## Provided data
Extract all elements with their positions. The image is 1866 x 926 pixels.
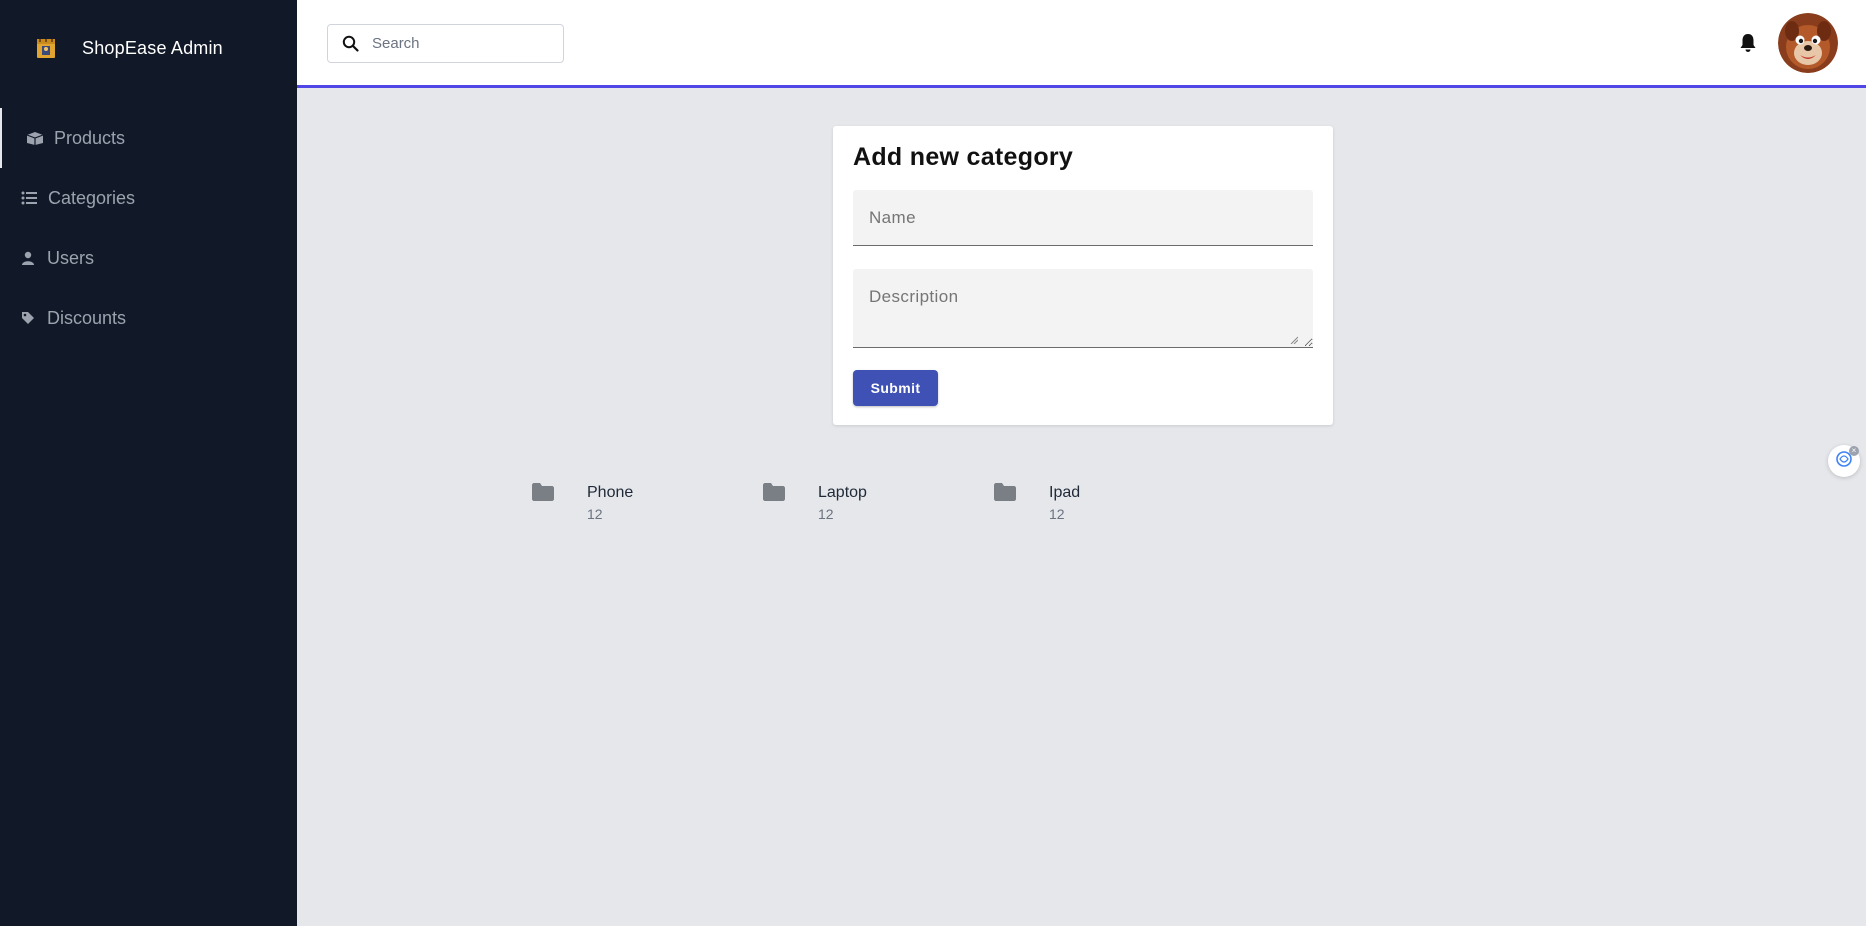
card-title: Add new category [853, 143, 1074, 171]
avatar[interactable] [1778, 13, 1838, 73]
name-field[interactable] [853, 190, 1313, 246]
sidebar-item-label: Users [47, 247, 95, 268]
submit-button[interactable]: Submit [853, 370, 938, 406]
folder-icon [532, 483, 554, 501]
name-input[interactable] [853, 190, 1313, 245]
brand[interactable]: ShopEase Admin [34, 34, 223, 62]
category-name: Phone [587, 484, 634, 501]
bell-icon[interactable] [1737, 31, 1759, 55]
box-icon [26, 129, 44, 147]
assistant-widget-button[interactable]: × [1828, 445, 1860, 477]
resize-handle-icon[interactable] [1290, 331, 1299, 345]
close-icon[interactable]: × [1849, 446, 1859, 456]
shop-logo-icon [34, 36, 58, 60]
sidebar-item-users[interactable]: Users [0, 228, 297, 288]
category-item-phone[interactable]: Phone 12 [530, 476, 730, 526]
category-name: Ipad [1049, 484, 1081, 501]
category-count: 12 [1049, 506, 1065, 522]
top-header [297, 0, 1866, 88]
sidebar-item-label: Categories [48, 187, 136, 208]
category-item-laptop[interactable]: Laptop 12 [761, 476, 961, 526]
folder-icon [994, 483, 1016, 501]
search-icon [342, 35, 360, 53]
category-count: 12 [587, 506, 603, 522]
category-count: 12 [818, 506, 834, 522]
sidebar-item-categories[interactable]: Categories [0, 168, 297, 228]
category-item-ipad[interactable]: Ipad 12 [992, 476, 1192, 526]
description-field[interactable] [853, 269, 1313, 348]
add-category-card: Add new category Submit [833, 126, 1333, 425]
brand-title: ShopEase Admin [82, 37, 223, 58]
search-input[interactable] [372, 35, 552, 52]
sidebar: ShopEase Admin Products Categories Users… [0, 0, 297, 926]
sidebar-item-discounts[interactable]: Discounts [0, 288, 297, 348]
user-icon [19, 249, 37, 267]
sidebar-item-products[interactable]: Products [0, 108, 297, 168]
folder-icon [763, 483, 785, 501]
list-icon [20, 189, 38, 207]
category-name: Laptop [818, 484, 867, 501]
sidebar-item-label: Discounts [47, 307, 127, 328]
sidebar-nav: Products Categories Users Discounts [0, 108, 297, 348]
sidebar-item-label: Products [54, 127, 126, 148]
description-input[interactable] [853, 269, 1313, 347]
tag-icon [19, 309, 37, 327]
search-box[interactable] [327, 24, 564, 63]
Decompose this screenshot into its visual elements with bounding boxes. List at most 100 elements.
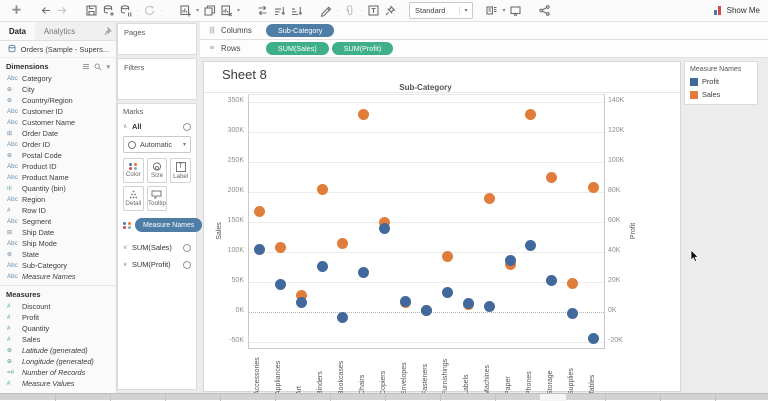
highlight-icon[interactable] [317, 3, 334, 19]
field-item[interactable]: Abc Product Name [0, 172, 116, 183]
x-axis-label[interactable]: Machines [484, 349, 493, 395]
sort-descending-icon[interactable] [288, 3, 305, 19]
data-point[interactable] [253, 243, 265, 255]
x-axis-label[interactable]: Paper [505, 349, 514, 395]
measure-card-menu-icon[interactable] [183, 260, 191, 269]
show-me-button[interactable]: Show Me [713, 5, 760, 16]
detail-button[interactable]: Detail [123, 186, 144, 211]
undo-icon[interactable] [37, 3, 54, 19]
x-axis-label[interactable]: Accessories [254, 349, 263, 395]
sheet-title[interactable]: Sheet 8 [222, 67, 267, 82]
legend-item[interactable]: Profit [685, 75, 757, 88]
x-axis-label[interactable]: Supplies [568, 349, 577, 395]
data-point[interactable] [379, 223, 391, 235]
x-axis-label[interactable]: Phones [526, 349, 535, 395]
tab-analytics[interactable]: Analytics [35, 22, 84, 40]
pane-menu-caret[interactable]: ▾ [106, 63, 110, 71]
x-axis-label[interactable]: Furnishings [442, 349, 451, 395]
field-item[interactable]: ⊕ City [0, 84, 116, 95]
field-item[interactable]: ⊞ Ship Date [0, 227, 116, 238]
group-caret[interactable]: · [358, 8, 365, 14]
field-item[interactable]: ⊞ Order Date [0, 128, 116, 139]
color-button[interactable]: Color [123, 158, 144, 183]
share-icon[interactable] [536, 3, 553, 19]
data-point[interactable] [483, 192, 495, 204]
measure-card-row[interactable]: ∨ SUM(Profit) [123, 260, 191, 269]
field-item[interactable]: # Measure Values [0, 378, 116, 389]
data-point[interactable] [421, 305, 432, 317]
label-button[interactable]: T Label [170, 158, 191, 183]
field-item[interactable]: ⊕ Country/Region [0, 95, 116, 106]
data-point[interactable] [337, 237, 349, 249]
sort-ascending-icon[interactable] [271, 3, 288, 19]
marks-all-menu-icon[interactable] [183, 122, 191, 131]
x-axis-label[interactable]: Storage [547, 349, 556, 395]
field-item[interactable]: Abc Ship Mode [0, 238, 116, 249]
data-point[interactable] [525, 239, 537, 251]
group-members-icon[interactable] [341, 3, 358, 19]
show-hide-cards-caret[interactable]: ▾ [500, 7, 507, 14]
field-item[interactable]: # Profit [0, 312, 116, 323]
field-item[interactable]: # Sales [0, 334, 116, 345]
new-worksheet-icon[interactable] [177, 3, 194, 19]
data-point[interactable] [316, 184, 328, 196]
data-point[interactable] [358, 266, 370, 278]
shelf-pill[interactable]: Sub-Category [266, 24, 335, 37]
data-point[interactable] [525, 108, 537, 120]
save-icon[interactable] [83, 3, 100, 19]
redo-icon[interactable] [54, 3, 71, 19]
pin-icon[interactable] [104, 22, 116, 40]
x-axis-label[interactable]: Tables [589, 349, 598, 395]
data-point[interactable] [483, 301, 495, 313]
field-item[interactable]: Abc Region [0, 194, 116, 205]
chart-column-header[interactable]: Sub-Category [248, 83, 603, 92]
pause-dropdown-caret[interactable]: · [134, 8, 141, 14]
field-item[interactable]: Abc Customer ID [0, 106, 116, 117]
x-axis-label[interactable]: Envelopes [401, 349, 410, 395]
presentation-mode-icon[interactable] [507, 3, 524, 19]
fit-selector[interactable]: Standard ▾ [409, 2, 474, 19]
add-data-source-icon[interactable] [100, 3, 117, 19]
x-axis-label[interactable]: Art [296, 349, 305, 395]
field-item[interactable]: ⊕ Postal Code [0, 150, 116, 161]
x-axis-label[interactable]: Chairs [359, 349, 368, 395]
mark-type-dropdown[interactable]: Automatic ▾ [123, 136, 191, 153]
data-point[interactable] [274, 279, 286, 291]
data-point[interactable] [316, 261, 328, 273]
tooltip-button[interactable]: Tooltip [146, 186, 168, 211]
field-item[interactable]: # Quantity [0, 323, 116, 334]
field-item[interactable]: Abc Measure Names [0, 271, 116, 282]
field-item[interactable]: Abc Customer Name [0, 117, 116, 128]
x-axis-label[interactable]: Copiers [380, 349, 389, 395]
refresh-icon[interactable] [141, 3, 158, 19]
field-item[interactable]: ⊕ Latitude (generated) [0, 345, 116, 356]
refresh-dropdown-caret[interactable]: · [158, 8, 165, 14]
shelf-pill[interactable]: SUM(Profit) [331, 42, 394, 55]
pause-auto-updates-icon[interactable] [117, 3, 134, 19]
legend-item[interactable]: Sales [685, 88, 757, 101]
clear-sheet-caret[interactable]: ▾ [235, 7, 242, 14]
swap-rows-columns-icon[interactable] [254, 3, 271, 19]
tab-data[interactable]: Data [0, 22, 35, 40]
x-axis-label[interactable]: Labels [463, 349, 472, 395]
plot-area[interactable] [248, 94, 605, 349]
data-point[interactable] [546, 172, 558, 184]
field-item[interactable]: Abc Category [0, 73, 116, 84]
data-point[interactable] [441, 286, 453, 298]
data-point[interactable] [274, 242, 286, 253]
field-item[interactable]: =# Number of Records [0, 367, 116, 378]
shelf-pill[interactable]: SUM(Sales) [266, 42, 329, 55]
data-point[interactable] [441, 251, 453, 263]
fix-axes-icon[interactable] [382, 3, 399, 19]
x-axis-label[interactable]: Appliances [275, 349, 284, 395]
x-axis-label[interactable]: Fasteners [422, 349, 431, 395]
rows-shelf[interactable]: ≡ Rows SUM(Sales) SUM(Profit) [200, 40, 768, 58]
x-axis-label[interactable]: Binders [317, 349, 326, 395]
data-point[interactable] [546, 274, 558, 286]
show-hide-cards-icon[interactable] [483, 3, 500, 19]
data-point[interactable] [504, 255, 516, 267]
data-point[interactable] [337, 311, 349, 323]
field-item[interactable]: # Row ID [0, 205, 116, 216]
measure-card-row[interactable]: ∨ SUM(Sales) [123, 243, 191, 252]
view-options-icon[interactable] [82, 63, 90, 71]
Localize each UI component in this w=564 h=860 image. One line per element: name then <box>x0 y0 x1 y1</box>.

## Task description
Reproduce, without alteration, the lines beginning with the one that contains "card-title: Add new" and ending with the one that contains "category-name: Laptop [818, 484, 867, 501]", including both of those lines.

## The solution
card-title: Add new category [853, 143, 1074, 171]
avatar[interactable] [1778, 13, 1838, 73]
name-field[interactable] [853, 190, 1313, 246]
sidebar-item-label: Users [47, 247, 95, 268]
submit-button[interactable]: Submit [853, 370, 938, 406]
folder-icon [532, 483, 554, 501]
name-input[interactable] [853, 190, 1313, 245]
brand[interactable]: ShopEase Admin [34, 34, 223, 62]
category-name: Phone [587, 484, 634, 501]
bell-icon[interactable] [1737, 31, 1759, 55]
box-icon [26, 129, 44, 147]
assistant-widget-button[interactable]: × [1828, 445, 1860, 477]
resize-handle-icon[interactable] [1290, 331, 1299, 345]
close-icon[interactable]: × [1849, 446, 1859, 456]
shop-logo-icon [34, 36, 58, 60]
sidebar-item-users[interactable]: Users [0, 228, 297, 288]
category-item-phone[interactable]: Phone 12 [530, 476, 730, 526]
category-name: Ipad [1049, 484, 1081, 501]
category-count: 12 [1049, 506, 1065, 522]
top-header [297, 0, 1866, 88]
sidebar-item-label: Categories [48, 187, 136, 208]
category-item-laptop[interactable]: Laptop 12 [761, 476, 961, 526]
folder-icon [994, 483, 1016, 501]
search-icon [342, 35, 360, 53]
category-count: 12 [587, 506, 603, 522]
category-count: 12 [818, 506, 834, 522]
sidebar-item-categories[interactable]: Categories [0, 168, 297, 228]
category-item-ipad[interactable]: Ipad 12 [992, 476, 1192, 526]
description-field[interactable] [853, 269, 1313, 348]
add-category-card: Add new category Submit [833, 126, 1333, 425]
brand-title: ShopEase Admin [82, 37, 223, 58]
search-input[interactable] [372, 35, 552, 52]
sidebar: ShopEase Admin Products Categories Users… [0, 0, 297, 926]
sidebar-item-discounts[interactable]: Discounts [0, 288, 297, 348]
user-icon [19, 249, 37, 267]
sidebar-item-products[interactable]: Products [0, 108, 297, 168]
folder-icon [763, 483, 785, 501]
list-icon [20, 189, 38, 207]
category-name: Laptop [818, 484, 867, 501]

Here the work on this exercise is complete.